### Set problem
Reproduce the entries word for word, and omit any picture you find in them.

__________

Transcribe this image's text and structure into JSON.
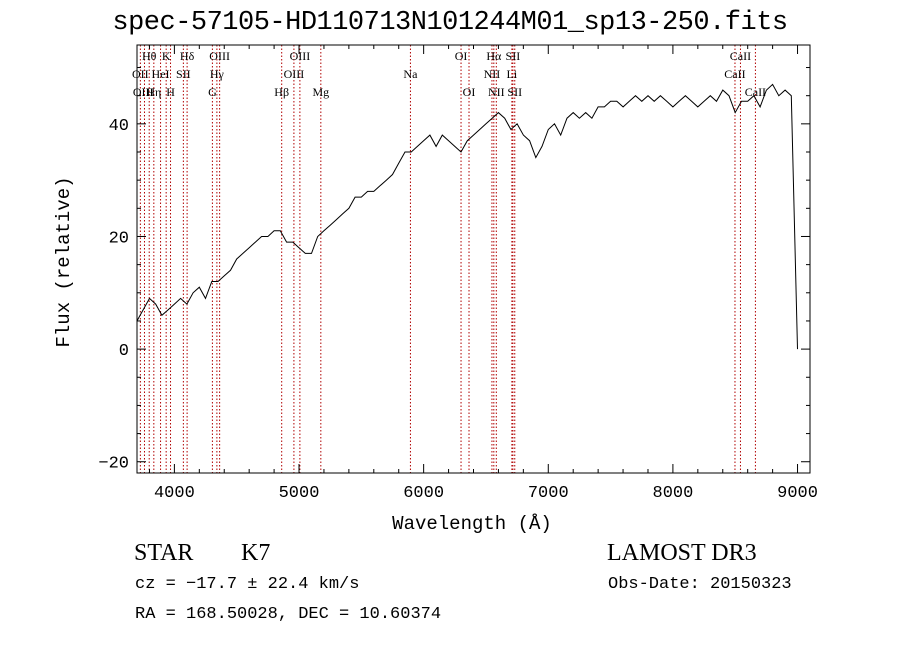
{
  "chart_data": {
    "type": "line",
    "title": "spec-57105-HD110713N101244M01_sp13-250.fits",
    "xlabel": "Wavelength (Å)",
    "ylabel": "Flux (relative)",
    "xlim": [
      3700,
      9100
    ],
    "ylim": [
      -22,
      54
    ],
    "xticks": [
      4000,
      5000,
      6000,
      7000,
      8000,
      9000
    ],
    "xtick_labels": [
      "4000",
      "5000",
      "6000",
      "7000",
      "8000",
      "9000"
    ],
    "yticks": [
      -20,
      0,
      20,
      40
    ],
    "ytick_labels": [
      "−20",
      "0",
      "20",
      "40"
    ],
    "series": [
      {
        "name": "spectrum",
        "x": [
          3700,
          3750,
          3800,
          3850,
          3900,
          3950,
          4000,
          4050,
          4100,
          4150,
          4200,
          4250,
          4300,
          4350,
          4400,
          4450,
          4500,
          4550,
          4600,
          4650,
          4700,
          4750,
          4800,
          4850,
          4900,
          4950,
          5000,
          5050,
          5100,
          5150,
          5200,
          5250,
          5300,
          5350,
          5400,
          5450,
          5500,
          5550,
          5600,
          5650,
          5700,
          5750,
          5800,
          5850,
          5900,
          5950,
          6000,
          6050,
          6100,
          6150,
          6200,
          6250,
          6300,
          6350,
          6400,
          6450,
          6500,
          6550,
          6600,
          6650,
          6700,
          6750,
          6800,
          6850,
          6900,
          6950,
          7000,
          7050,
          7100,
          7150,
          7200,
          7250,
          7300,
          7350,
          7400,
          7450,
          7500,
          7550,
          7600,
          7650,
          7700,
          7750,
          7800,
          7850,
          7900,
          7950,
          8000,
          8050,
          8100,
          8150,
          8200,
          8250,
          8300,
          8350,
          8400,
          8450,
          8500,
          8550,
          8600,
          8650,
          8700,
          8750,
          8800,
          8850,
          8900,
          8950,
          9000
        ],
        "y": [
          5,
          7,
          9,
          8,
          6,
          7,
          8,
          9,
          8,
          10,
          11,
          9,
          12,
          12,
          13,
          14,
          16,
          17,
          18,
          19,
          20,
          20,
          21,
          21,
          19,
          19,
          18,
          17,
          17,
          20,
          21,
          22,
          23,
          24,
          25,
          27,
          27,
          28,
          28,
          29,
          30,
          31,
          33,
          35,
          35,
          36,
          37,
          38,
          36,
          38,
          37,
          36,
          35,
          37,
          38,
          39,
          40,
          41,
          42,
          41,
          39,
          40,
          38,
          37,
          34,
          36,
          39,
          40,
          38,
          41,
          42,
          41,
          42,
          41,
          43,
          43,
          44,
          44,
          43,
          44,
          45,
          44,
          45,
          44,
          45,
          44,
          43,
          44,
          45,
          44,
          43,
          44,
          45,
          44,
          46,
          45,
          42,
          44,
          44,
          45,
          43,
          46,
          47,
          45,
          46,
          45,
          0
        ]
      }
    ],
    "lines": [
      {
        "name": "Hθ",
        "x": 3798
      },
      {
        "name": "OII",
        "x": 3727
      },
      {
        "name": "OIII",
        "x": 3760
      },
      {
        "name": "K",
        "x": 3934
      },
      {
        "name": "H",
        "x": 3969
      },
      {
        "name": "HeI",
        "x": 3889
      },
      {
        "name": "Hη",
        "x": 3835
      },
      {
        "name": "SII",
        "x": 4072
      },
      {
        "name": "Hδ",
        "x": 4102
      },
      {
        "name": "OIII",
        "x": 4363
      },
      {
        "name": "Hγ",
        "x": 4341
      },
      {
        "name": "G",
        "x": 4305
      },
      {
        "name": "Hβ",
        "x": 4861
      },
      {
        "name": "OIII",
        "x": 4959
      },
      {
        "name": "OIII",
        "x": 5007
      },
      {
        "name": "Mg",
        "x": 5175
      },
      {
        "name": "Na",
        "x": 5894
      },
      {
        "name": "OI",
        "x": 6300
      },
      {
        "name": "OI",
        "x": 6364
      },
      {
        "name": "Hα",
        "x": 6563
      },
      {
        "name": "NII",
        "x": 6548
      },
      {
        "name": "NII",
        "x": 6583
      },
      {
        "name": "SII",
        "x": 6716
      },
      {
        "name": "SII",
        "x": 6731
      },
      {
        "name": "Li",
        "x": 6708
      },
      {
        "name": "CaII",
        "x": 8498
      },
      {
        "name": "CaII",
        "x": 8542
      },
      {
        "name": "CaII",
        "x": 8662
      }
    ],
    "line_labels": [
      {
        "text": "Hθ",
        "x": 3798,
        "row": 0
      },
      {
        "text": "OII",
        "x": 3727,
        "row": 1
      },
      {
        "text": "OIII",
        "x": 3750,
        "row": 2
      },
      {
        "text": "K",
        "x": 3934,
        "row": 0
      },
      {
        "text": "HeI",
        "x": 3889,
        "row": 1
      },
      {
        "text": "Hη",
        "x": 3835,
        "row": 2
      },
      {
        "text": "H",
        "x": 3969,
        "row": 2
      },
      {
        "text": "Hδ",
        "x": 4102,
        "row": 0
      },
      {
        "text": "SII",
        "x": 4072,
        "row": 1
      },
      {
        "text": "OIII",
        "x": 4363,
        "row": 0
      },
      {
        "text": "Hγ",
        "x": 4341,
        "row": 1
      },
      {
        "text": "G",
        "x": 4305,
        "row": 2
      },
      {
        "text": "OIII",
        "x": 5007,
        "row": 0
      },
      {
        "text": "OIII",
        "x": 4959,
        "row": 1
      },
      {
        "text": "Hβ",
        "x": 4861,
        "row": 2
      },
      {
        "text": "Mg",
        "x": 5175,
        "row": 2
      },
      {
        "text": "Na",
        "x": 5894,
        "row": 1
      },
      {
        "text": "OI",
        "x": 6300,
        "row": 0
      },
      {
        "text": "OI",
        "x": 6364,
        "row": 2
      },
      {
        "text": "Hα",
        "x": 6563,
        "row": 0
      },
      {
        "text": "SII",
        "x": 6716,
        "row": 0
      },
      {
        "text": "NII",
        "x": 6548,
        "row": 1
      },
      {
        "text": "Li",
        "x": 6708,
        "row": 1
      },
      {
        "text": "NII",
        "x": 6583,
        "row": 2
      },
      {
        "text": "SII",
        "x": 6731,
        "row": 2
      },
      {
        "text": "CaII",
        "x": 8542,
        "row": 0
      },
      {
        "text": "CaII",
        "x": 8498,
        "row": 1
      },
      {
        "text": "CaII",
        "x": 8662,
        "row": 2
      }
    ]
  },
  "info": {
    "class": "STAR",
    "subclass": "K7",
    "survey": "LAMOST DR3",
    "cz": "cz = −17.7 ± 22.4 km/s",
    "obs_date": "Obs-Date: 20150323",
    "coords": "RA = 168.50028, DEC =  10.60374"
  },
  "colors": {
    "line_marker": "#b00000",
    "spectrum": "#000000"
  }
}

__________

### Completed task
Transcribe this image's text and structure into JSON.
{
  "chart_data": {
    "type": "line",
    "title": "spec-57105-HD110713N101244M01_sp13-250.fits",
    "xlabel": "Wavelength (Å)",
    "ylabel": "Flux (relative)",
    "xlim": [
      3700,
      9100
    ],
    "ylim": [
      -22,
      54
    ],
    "xticks": [
      4000,
      5000,
      6000,
      7000,
      8000,
      9000
    ],
    "xtick_labels": [
      "4000",
      "5000",
      "6000",
      "7000",
      "8000",
      "9000"
    ],
    "yticks": [
      -20,
      0,
      20,
      40
    ],
    "ytick_labels": [
      "−20",
      "0",
      "20",
      "40"
    ],
    "series": [
      {
        "name": "spectrum",
        "x": [
          3700,
          3750,
          3800,
          3850,
          3900,
          3950,
          4000,
          4050,
          4100,
          4150,
          4200,
          4250,
          4300,
          4350,
          4400,
          4450,
          4500,
          4550,
          4600,
          4650,
          4700,
          4750,
          4800,
          4850,
          4900,
          4950,
          5000,
          5050,
          5100,
          5150,
          5200,
          5250,
          5300,
          5350,
          5400,
          5450,
          5500,
          5550,
          5600,
          5650,
          5700,
          5750,
          5800,
          5850,
          5900,
          5950,
          6000,
          6050,
          6100,
          6150,
          6200,
          6250,
          6300,
          6350,
          6400,
          6450,
          6500,
          6550,
          6600,
          6650,
          6700,
          6750,
          6800,
          6850,
          6900,
          6950,
          7000,
          7050,
          7100,
          7150,
          7200,
          7250,
          7300,
          7350,
          7400,
          7450,
          7500,
          7550,
          7600,
          7650,
          7700,
          7750,
          7800,
          7850,
          7900,
          7950,
          8000,
          8050,
          8100,
          8150,
          8200,
          8250,
          8300,
          8350,
          8400,
          8450,
          8500,
          8550,
          8600,
          8650,
          8700,
          8750,
          8800,
          8850,
          8900,
          8950,
          9000
        ],
        "y": [
          5,
          7,
          9,
          8,
          6,
          7,
          8,
          9,
          8,
          10,
          11,
          9,
          12,
          12,
          13,
          14,
          16,
          17,
          18,
          19,
          20,
          20,
          21,
          21,
          19,
          19,
          18,
          17,
          17,
          20,
          21,
          22,
          23,
          24,
          25,
          27,
          27,
          28,
          28,
          29,
          30,
          31,
          33,
          35,
          35,
          36,
          37,
          38,
          36,
          38,
          37,
          36,
          35,
          37,
          38,
          39,
          40,
          41,
          42,
          41,
          39,
          40,
          38,
          37,
          34,
          36,
          39,
          40,
          38,
          41,
          42,
          41,
          42,
          41,
          43,
          43,
          44,
          44,
          43,
          44,
          45,
          44,
          45,
          44,
          45,
          44,
          43,
          44,
          45,
          44,
          43,
          44,
          45,
          44,
          46,
          45,
          42,
          44,
          44,
          45,
          43,
          46,
          47,
          45,
          46,
          45,
          0
        ]
      }
    ],
    "lines": [
      {
        "name": "Hθ",
        "x": 3798
      },
      {
        "name": "OII",
        "x": 3727
      },
      {
        "name": "OIII",
        "x": 3760
      },
      {
        "name": "K",
        "x": 3934
      },
      {
        "name": "H",
        "x": 3969
      },
      {
        "name": "HeI",
        "x": 3889
      },
      {
        "name": "Hη",
        "x": 3835
      },
      {
        "name": "SII",
        "x": 4072
      },
      {
        "name": "Hδ",
        "x": 4102
      },
      {
        "name": "OIII",
        "x": 4363
      },
      {
        "name": "Hγ",
        "x": 4341
      },
      {
        "name": "G",
        "x": 4305
      },
      {
        "name": "Hβ",
        "x": 4861
      },
      {
        "name": "OIII",
        "x": 4959
      },
      {
        "name": "OIII",
        "x": 5007
      },
      {
        "name": "Mg",
        "x": 5175
      },
      {
        "name": "Na",
        "x": 5894
      },
      {
        "name": "OI",
        "x": 6300
      },
      {
        "name": "OI",
        "x": 6364
      },
      {
        "name": "Hα",
        "x": 6563
      },
      {
        "name": "NII",
        "x": 6548
      },
      {
        "name": "NII",
        "x": 6583
      },
      {
        "name": "SII",
        "x": 6716
      },
      {
        "name": "SII",
        "x": 6731
      },
      {
        "name": "Li",
        "x": 6708
      },
      {
        "name": "CaII",
        "x": 8498
      },
      {
        "name": "CaII",
        "x": 8542
      },
      {
        "name": "CaII",
        "x": 8662
      }
    ],
    "line_labels": [
      {
        "text": "Hθ",
        "x": 3798,
        "row": 0
      },
      {
        "text": "OII",
        "x": 3727,
        "row": 1
      },
      {
        "text": "OIII",
        "x": 3750,
        "row": 2
      },
      {
        "text": "K",
        "x": 3934,
        "row": 0
      },
      {
        "text": "HeI",
        "x": 3889,
        "row": 1
      },
      {
        "text": "Hη",
        "x": 3835,
        "row": 2
      },
      {
        "text": "H",
        "x": 3969,
        "row": 2
      },
      {
        "text": "Hδ",
        "x": 4102,
        "row": 0
      },
      {
        "text": "SII",
        "x": 4072,
        "row": 1
      },
      {
        "text": "OIII",
        "x": 4363,
        "row": 0
      },
      {
        "text": "Hγ",
        "x": 4341,
        "row": 1
      },
      {
        "text": "G",
        "x": 4305,
        "row": 2
      },
      {
        "text": "OIII",
        "x": 5007,
        "row": 0
      },
      {
        "text": "OIII",
        "x": 4959,
        "row": 1
      },
      {
        "text": "Hβ",
        "x": 4861,
        "row": 2
      },
      {
        "text": "Mg",
        "x": 5175,
        "row": 2
      },
      {
        "text": "Na",
        "x": 5894,
        "row": 1
      },
      {
        "text": "OI",
        "x": 6300,
        "row": 0
      },
      {
        "text": "OI",
        "x": 6364,
        "row": 2
      },
      {
        "text": "Hα",
        "x": 6563,
        "row": 0
      },
      {
        "text": "SII",
        "x": 6716,
        "row": 0
      },
      {
        "text": "NII",
        "x": 6548,
        "row": 1
      },
      {
        "text": "Li",
        "x": 6708,
        "row": 1
      },
      {
        "text": "NII",
        "x": 6583,
        "row": 2
      },
      {
        "text": "SII",
        "x": 6731,
        "row": 2
      },
      {
        "text": "CaII",
        "x": 8542,
        "row": 0
      },
      {
        "text": "CaII",
        "x": 8498,
        "row": 1
      },
      {
        "text": "CaII",
        "x": 8662,
        "row": 2
      }
    ]
  },
  "info": {
    "class": "STAR",
    "subclass": "K7",
    "survey": "LAMOST DR3",
    "cz": "cz = −17.7 ± 22.4 km/s",
    "obs_date": "Obs-Date: 20150323",
    "coords": "RA = 168.50028, DEC =  10.60374"
  },
  "colors": {
    "line_marker": "#b00000",
    "spectrum": "#000000"
  }
}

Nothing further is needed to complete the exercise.